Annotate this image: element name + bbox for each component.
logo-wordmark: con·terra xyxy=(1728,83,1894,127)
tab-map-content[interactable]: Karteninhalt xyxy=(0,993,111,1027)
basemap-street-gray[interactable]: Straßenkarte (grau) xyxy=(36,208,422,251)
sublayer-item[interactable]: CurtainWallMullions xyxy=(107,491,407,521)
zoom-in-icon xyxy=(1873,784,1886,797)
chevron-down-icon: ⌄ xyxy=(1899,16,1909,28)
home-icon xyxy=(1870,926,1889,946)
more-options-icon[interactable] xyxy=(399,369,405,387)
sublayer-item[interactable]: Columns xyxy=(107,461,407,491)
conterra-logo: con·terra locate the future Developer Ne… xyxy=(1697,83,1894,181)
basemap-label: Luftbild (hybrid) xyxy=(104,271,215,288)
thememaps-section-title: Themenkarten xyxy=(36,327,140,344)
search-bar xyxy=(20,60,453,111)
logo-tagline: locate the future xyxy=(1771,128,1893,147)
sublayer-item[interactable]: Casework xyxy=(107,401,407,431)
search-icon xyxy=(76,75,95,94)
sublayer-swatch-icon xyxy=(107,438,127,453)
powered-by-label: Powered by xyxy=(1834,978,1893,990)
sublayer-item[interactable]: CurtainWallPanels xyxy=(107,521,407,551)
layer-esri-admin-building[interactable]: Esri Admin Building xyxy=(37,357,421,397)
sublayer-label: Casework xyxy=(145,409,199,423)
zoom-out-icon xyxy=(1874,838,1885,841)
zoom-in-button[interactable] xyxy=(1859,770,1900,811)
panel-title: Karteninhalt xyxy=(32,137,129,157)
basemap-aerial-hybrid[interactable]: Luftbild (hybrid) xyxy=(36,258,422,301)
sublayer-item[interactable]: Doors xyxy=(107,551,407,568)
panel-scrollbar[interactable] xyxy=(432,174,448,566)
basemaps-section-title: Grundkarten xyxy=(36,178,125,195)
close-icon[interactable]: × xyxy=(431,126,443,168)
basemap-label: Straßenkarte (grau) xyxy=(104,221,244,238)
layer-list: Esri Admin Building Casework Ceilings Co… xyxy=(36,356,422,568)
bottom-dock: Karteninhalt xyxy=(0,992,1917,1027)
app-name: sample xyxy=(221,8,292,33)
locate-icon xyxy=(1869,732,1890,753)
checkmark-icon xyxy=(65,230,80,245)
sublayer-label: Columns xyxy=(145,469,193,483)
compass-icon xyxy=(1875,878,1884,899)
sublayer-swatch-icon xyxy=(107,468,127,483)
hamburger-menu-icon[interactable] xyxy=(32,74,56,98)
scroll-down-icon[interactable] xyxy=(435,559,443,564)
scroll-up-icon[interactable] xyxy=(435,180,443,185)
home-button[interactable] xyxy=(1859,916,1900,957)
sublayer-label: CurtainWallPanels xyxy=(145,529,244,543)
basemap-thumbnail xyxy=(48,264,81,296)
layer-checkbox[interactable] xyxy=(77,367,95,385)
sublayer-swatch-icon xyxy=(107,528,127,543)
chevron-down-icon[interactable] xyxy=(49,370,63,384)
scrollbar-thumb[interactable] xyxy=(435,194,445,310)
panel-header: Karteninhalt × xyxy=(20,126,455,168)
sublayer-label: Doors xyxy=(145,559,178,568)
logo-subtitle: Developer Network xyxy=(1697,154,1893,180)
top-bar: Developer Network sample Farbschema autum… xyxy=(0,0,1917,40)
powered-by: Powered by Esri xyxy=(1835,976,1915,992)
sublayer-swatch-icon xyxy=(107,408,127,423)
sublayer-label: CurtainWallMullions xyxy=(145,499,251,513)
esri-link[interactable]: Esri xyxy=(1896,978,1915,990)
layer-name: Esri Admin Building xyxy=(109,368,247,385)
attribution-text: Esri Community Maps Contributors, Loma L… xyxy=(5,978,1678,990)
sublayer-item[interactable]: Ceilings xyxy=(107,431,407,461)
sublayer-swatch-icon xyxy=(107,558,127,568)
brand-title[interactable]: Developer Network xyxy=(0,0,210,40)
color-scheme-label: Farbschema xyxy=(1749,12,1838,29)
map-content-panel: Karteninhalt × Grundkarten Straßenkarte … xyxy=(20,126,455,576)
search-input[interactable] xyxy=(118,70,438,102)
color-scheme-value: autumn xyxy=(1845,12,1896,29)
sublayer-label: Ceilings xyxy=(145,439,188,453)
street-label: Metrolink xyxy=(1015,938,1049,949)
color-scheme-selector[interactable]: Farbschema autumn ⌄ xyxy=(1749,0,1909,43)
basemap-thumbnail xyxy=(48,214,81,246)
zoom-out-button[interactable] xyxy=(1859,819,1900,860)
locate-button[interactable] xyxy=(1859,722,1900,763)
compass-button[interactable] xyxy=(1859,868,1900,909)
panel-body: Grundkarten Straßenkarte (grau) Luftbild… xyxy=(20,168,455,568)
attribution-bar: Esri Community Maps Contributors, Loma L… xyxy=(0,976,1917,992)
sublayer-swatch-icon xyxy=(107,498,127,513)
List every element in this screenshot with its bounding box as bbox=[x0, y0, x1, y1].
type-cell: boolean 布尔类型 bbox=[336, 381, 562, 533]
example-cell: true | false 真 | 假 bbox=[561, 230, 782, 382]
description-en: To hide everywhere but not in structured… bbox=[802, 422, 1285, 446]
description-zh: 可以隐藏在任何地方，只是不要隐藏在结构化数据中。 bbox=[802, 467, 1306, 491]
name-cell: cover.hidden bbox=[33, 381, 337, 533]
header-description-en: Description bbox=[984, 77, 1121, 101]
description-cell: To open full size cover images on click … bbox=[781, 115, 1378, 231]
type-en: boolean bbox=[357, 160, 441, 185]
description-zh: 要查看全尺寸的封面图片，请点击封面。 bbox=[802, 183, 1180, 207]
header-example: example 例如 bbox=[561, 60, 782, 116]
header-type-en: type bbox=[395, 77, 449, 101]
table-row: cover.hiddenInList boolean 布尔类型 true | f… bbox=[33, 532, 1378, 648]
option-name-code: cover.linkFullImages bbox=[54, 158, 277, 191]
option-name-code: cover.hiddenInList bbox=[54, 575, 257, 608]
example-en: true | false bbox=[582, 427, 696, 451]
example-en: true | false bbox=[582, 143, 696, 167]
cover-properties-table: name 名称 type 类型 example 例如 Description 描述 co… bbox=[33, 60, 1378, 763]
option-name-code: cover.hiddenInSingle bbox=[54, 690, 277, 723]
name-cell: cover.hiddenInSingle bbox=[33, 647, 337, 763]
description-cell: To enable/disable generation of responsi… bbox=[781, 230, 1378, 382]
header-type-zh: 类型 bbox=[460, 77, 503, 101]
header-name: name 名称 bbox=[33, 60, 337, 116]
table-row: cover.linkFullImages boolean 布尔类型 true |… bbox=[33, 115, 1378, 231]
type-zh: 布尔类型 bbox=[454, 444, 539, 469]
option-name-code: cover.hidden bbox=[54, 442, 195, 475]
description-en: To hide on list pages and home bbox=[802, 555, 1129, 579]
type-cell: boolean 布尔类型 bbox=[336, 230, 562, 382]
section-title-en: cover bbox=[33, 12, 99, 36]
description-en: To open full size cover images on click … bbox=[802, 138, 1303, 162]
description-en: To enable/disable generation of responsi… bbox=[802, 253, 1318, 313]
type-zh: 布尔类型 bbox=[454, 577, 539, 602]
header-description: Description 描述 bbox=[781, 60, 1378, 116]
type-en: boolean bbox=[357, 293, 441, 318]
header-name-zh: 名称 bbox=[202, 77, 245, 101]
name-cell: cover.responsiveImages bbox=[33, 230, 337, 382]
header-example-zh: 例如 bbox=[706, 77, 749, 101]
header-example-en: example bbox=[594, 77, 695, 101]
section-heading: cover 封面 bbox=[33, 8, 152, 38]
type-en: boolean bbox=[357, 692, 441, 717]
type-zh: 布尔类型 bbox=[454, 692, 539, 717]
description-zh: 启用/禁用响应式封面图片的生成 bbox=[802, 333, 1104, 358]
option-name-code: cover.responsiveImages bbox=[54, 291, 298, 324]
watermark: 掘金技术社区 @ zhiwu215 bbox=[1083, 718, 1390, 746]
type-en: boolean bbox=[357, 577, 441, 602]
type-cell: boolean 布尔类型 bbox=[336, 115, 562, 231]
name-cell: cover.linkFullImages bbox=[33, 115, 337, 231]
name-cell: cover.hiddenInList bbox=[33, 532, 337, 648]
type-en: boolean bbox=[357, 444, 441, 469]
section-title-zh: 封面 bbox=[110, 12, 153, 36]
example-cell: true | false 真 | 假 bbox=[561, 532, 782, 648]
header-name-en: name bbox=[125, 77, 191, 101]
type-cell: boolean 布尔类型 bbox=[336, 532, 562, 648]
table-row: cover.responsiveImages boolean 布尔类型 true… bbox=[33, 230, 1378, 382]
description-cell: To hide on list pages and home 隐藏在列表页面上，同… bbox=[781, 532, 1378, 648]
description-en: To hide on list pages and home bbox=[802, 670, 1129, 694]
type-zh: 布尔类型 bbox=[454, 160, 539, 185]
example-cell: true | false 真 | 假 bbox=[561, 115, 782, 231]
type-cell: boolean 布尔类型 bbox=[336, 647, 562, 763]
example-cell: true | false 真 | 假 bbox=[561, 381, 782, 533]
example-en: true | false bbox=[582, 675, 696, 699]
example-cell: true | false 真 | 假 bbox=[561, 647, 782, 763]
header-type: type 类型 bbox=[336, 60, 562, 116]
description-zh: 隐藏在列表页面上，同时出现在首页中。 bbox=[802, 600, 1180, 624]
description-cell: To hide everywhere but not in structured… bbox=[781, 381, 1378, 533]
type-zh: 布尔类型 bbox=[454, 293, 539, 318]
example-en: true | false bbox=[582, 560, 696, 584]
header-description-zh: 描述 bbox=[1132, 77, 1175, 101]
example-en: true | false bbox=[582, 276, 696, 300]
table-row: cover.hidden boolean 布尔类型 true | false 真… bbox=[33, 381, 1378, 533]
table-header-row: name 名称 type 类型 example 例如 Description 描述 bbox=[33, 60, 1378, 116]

> **Task instructions**:
Count the lines in the entries above that contain the string "code", treating uppercase and lowercase letters as distinct. Give only the number.

> **Reply to the exercise**:
5